Reproduce without changes every line from the line with "644, 1155, 680]" up to and including the line with "Annotate this image: element".

start PROVIDED RECORDS

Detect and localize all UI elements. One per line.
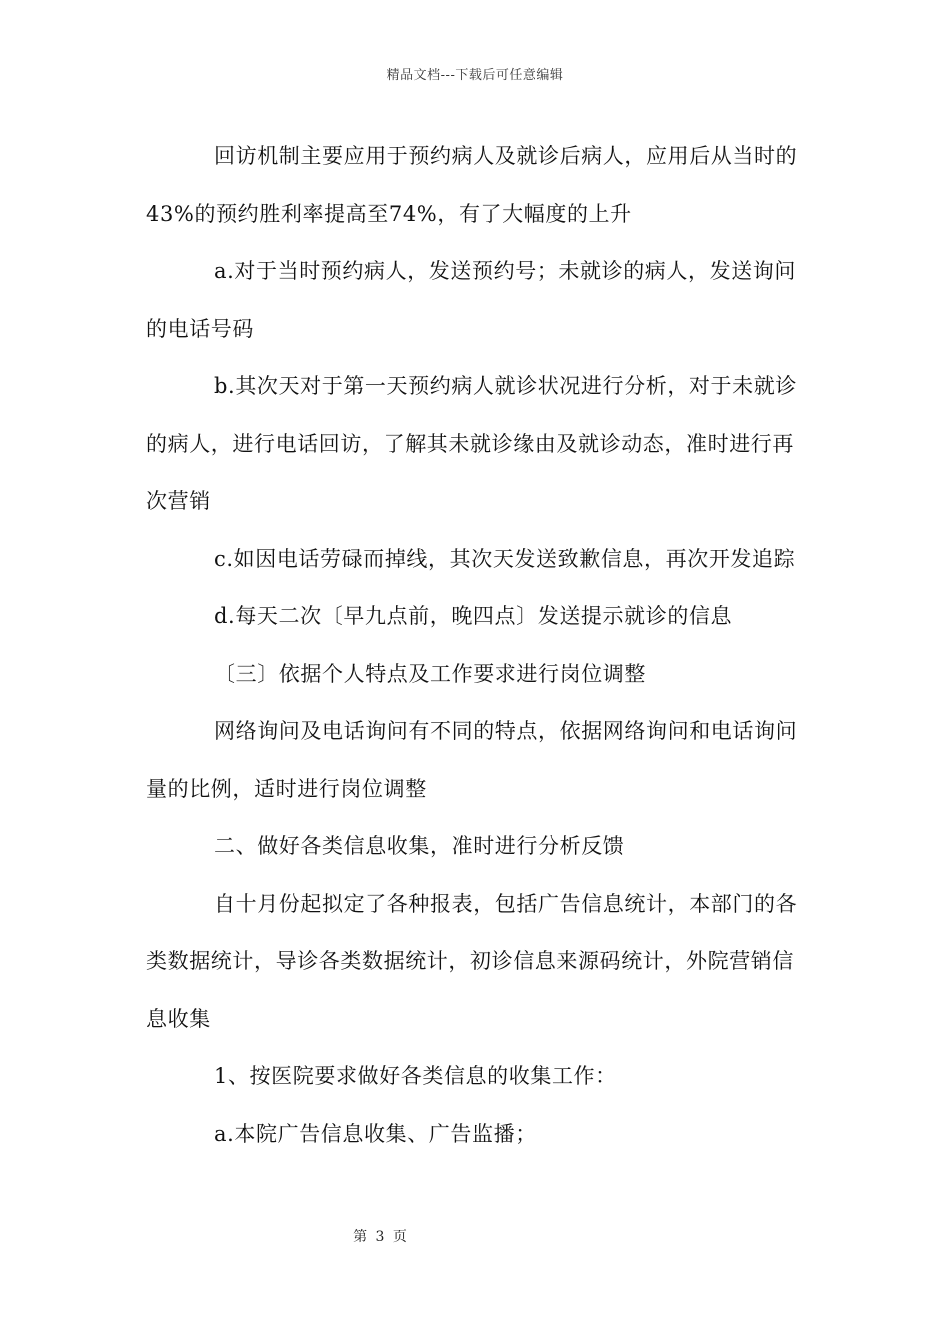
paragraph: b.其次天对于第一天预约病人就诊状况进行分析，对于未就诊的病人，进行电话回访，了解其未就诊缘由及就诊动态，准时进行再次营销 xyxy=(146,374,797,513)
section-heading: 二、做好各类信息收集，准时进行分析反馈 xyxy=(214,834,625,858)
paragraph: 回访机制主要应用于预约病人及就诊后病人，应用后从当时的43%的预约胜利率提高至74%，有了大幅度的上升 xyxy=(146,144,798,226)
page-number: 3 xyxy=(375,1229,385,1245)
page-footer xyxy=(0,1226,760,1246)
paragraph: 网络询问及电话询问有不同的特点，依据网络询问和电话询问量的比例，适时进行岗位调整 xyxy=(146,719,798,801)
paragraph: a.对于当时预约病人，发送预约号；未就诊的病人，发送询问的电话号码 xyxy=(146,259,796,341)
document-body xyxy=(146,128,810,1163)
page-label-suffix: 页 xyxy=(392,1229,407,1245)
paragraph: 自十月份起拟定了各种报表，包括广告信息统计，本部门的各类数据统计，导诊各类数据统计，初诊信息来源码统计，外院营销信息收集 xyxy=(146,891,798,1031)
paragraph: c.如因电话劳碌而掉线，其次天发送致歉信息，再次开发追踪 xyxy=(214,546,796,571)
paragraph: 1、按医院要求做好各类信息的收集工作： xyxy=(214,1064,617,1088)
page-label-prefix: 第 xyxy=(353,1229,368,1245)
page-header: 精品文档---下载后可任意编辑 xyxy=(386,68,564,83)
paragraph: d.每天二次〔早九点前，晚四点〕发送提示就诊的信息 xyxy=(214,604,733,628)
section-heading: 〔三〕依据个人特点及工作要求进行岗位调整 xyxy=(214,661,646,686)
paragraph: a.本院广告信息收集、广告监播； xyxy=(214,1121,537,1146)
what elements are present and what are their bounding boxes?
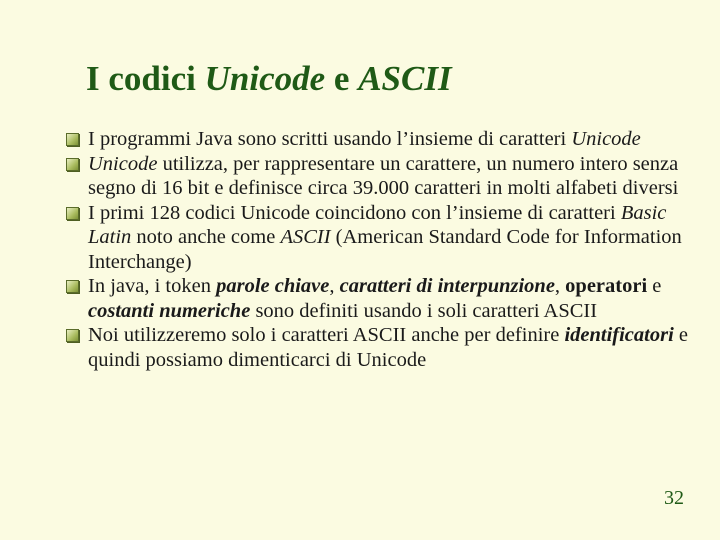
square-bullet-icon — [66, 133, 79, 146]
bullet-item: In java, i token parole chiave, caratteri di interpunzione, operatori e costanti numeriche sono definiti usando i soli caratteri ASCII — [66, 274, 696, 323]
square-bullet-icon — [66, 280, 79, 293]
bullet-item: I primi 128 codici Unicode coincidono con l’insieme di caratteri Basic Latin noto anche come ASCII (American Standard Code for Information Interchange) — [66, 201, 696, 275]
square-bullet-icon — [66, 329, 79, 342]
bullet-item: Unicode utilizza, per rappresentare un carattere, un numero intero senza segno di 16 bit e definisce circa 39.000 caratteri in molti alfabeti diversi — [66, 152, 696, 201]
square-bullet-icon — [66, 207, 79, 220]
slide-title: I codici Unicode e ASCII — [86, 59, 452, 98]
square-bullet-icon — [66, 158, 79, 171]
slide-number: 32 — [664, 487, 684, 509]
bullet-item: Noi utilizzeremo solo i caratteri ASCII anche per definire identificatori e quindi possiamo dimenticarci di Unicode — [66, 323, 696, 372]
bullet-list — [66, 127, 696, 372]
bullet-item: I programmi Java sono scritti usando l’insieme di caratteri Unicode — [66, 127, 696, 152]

end PROVIDED RECORDS
start PROVIDED RECORDS

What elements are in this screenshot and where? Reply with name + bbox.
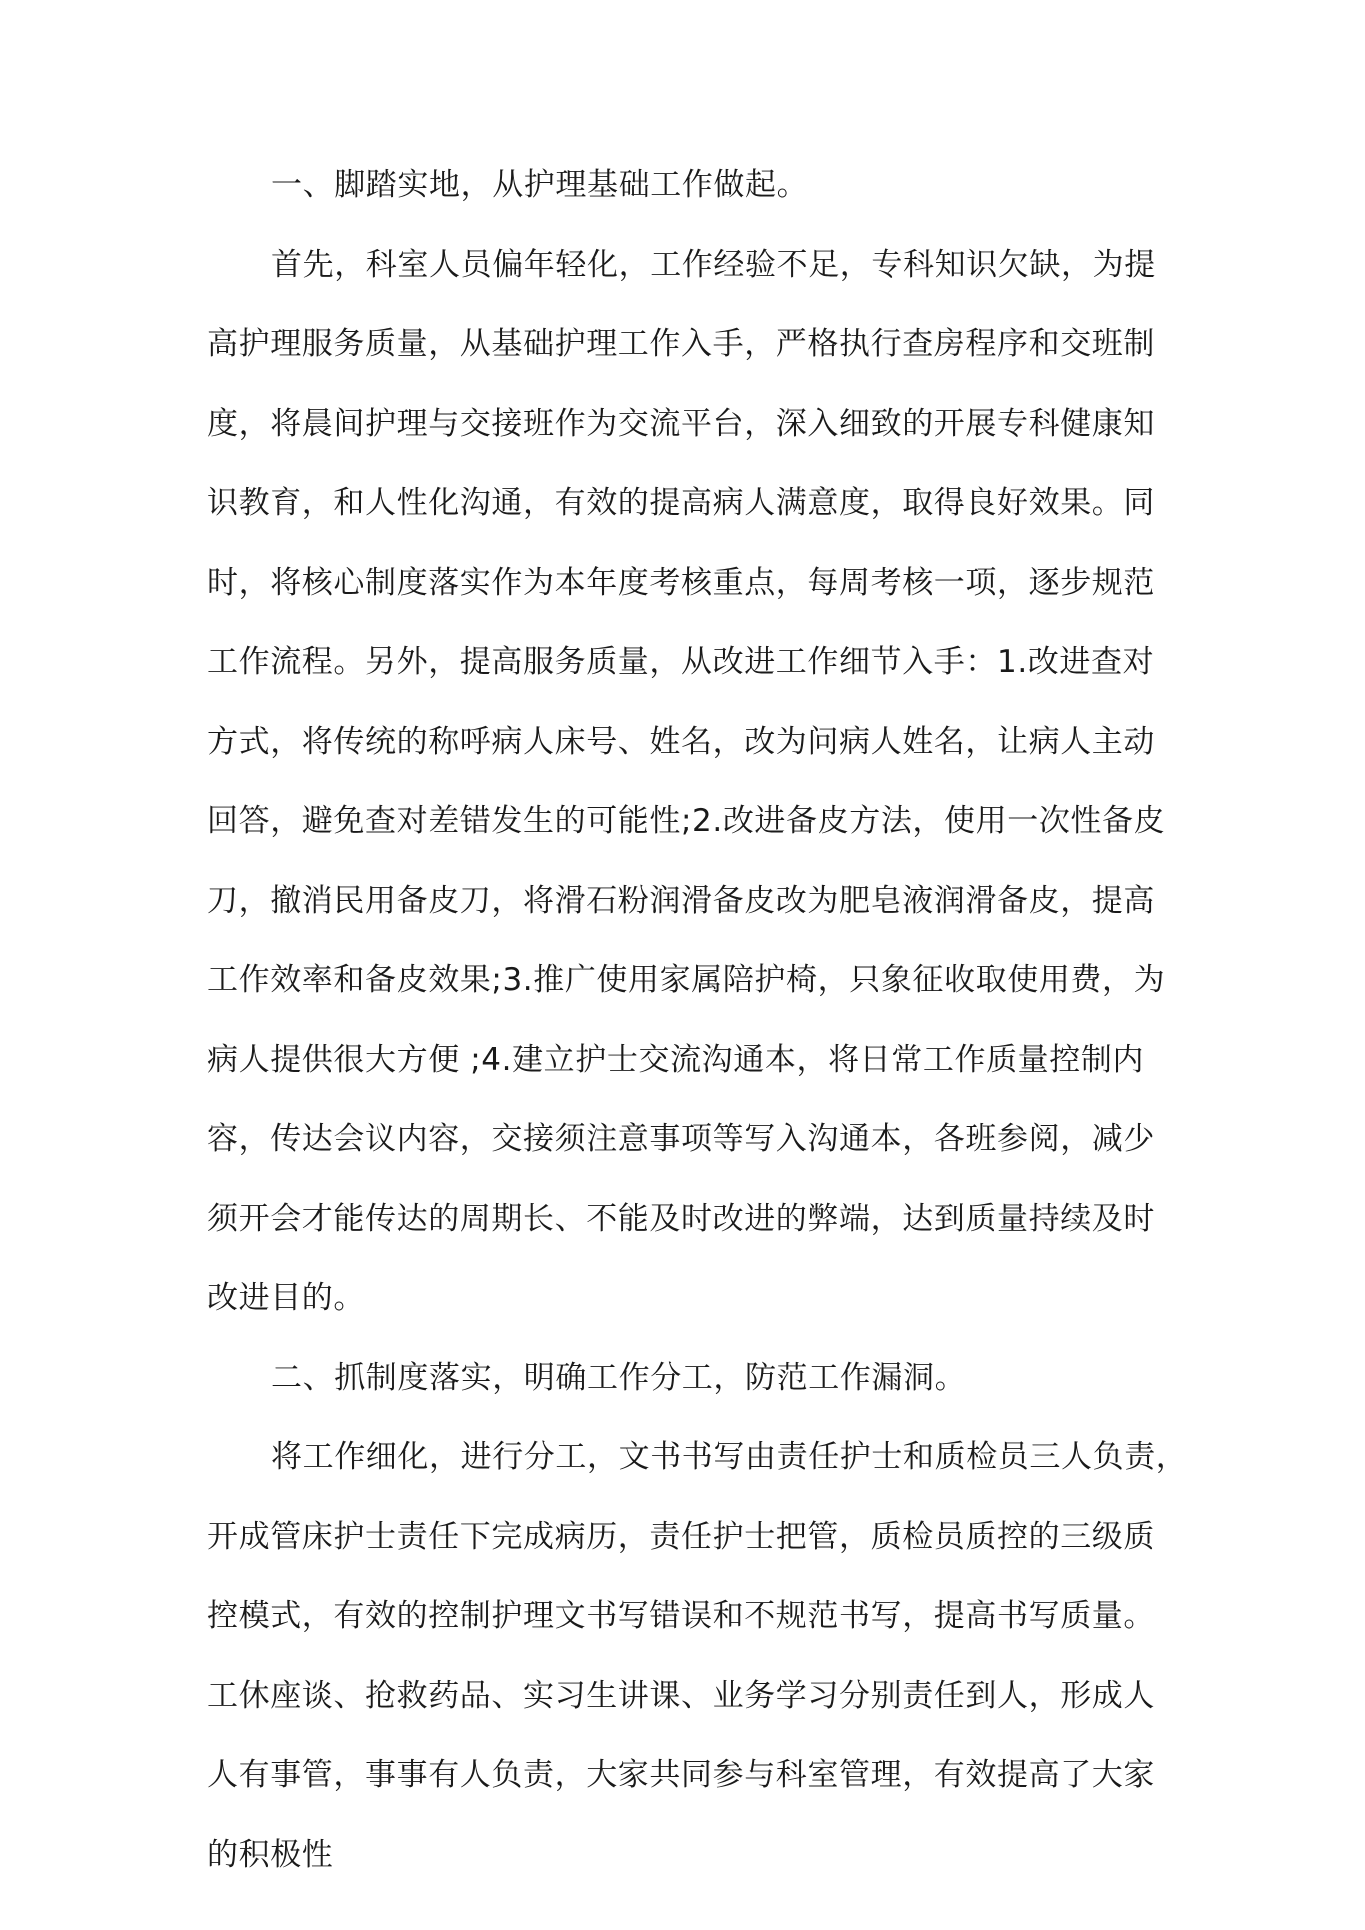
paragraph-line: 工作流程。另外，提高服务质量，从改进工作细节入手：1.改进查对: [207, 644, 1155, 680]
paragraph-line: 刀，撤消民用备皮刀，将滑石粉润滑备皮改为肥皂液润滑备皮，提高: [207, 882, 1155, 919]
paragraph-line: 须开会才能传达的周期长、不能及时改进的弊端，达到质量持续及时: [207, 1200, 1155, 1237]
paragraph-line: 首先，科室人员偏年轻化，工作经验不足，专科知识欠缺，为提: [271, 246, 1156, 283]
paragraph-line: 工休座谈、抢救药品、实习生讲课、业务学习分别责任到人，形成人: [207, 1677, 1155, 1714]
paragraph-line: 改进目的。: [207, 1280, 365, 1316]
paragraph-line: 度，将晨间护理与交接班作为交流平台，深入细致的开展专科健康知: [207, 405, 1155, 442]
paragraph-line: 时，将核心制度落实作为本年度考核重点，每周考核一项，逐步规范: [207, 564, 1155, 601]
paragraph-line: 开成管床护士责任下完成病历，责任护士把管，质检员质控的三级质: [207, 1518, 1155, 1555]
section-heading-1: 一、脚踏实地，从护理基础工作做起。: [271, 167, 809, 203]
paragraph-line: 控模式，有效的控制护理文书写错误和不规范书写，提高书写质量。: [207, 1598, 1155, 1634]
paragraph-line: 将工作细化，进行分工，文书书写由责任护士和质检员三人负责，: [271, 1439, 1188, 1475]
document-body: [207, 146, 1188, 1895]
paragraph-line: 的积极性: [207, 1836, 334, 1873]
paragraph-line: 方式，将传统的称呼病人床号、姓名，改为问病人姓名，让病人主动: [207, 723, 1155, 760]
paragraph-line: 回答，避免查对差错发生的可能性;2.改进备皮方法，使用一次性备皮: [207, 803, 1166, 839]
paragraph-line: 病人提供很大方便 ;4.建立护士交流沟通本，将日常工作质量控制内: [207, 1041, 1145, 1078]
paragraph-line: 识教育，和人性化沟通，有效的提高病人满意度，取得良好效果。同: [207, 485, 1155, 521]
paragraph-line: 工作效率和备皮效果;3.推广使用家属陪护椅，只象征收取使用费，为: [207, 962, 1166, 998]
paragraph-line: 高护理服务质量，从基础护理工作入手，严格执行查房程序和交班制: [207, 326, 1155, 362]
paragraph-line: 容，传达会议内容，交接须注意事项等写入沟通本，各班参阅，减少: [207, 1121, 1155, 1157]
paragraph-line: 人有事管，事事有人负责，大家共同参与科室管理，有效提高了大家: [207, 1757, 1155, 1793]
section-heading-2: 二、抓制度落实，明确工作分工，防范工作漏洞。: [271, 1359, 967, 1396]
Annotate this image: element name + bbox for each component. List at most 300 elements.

end PROVIDED RECORDS

**THE COMPLETED TASK**:
paragraph-line: 工作流程。另外，提高服务质量，从改进工作细节入手：1.改进查对: [207, 644, 1155, 680]
paragraph-line: 刀，撤消民用备皮刀，将滑石粉润滑备皮改为肥皂液润滑备皮，提高: [207, 882, 1155, 919]
paragraph-line: 须开会才能传达的周期长、不能及时改进的弊端，达到质量持续及时: [207, 1200, 1155, 1237]
paragraph-line: 首先，科室人员偏年轻化，工作经验不足，专科知识欠缺，为提: [271, 246, 1156, 283]
paragraph-line: 工休座谈、抢救药品、实习生讲课、业务学习分别责任到人，形成人: [207, 1677, 1155, 1714]
paragraph-line: 改进目的。: [207, 1280, 365, 1316]
paragraph-line: 度，将晨间护理与交接班作为交流平台，深入细致的开展专科健康知: [207, 405, 1155, 442]
paragraph-line: 时，将核心制度落实作为本年度考核重点，每周考核一项，逐步规范: [207, 564, 1155, 601]
paragraph-line: 开成管床护士责任下完成病历，责任护士把管，质检员质控的三级质: [207, 1518, 1155, 1555]
section-heading-1: 一、脚踏实地，从护理基础工作做起。: [271, 167, 809, 203]
paragraph-line: 控模式，有效的控制护理文书写错误和不规范书写，提高书写质量。: [207, 1598, 1155, 1634]
paragraph-line: 将工作细化，进行分工，文书书写由责任护士和质检员三人负责，: [271, 1439, 1188, 1475]
document-body: [207, 146, 1188, 1895]
paragraph-line: 的积极性: [207, 1836, 334, 1873]
paragraph-line: 方式，将传统的称呼病人床号、姓名，改为问病人姓名，让病人主动: [207, 723, 1155, 760]
paragraph-line: 回答，避免查对差错发生的可能性;2.改进备皮方法，使用一次性备皮: [207, 803, 1166, 839]
paragraph-line: 病人提供很大方便 ;4.建立护士交流沟通本，将日常工作质量控制内: [207, 1041, 1145, 1078]
paragraph-line: 识教育，和人性化沟通，有效的提高病人满意度，取得良好效果。同: [207, 485, 1155, 521]
paragraph-line: 工作效率和备皮效果;3.推广使用家属陪护椅，只象征收取使用费，为: [207, 962, 1166, 998]
paragraph-line: 高护理服务质量，从基础护理工作入手，严格执行查房程序和交班制: [207, 326, 1155, 362]
paragraph-line: 容，传达会议内容，交接须注意事项等写入沟通本，各班参阅，减少: [207, 1121, 1155, 1157]
paragraph-line: 人有事管，事事有人负责，大家共同参与科室管理，有效提高了大家: [207, 1757, 1155, 1793]
section-heading-2: 二、抓制度落实，明确工作分工，防范工作漏洞。: [271, 1359, 967, 1396]
Annotate this image: element name + bbox for each component. List at most 300 elements.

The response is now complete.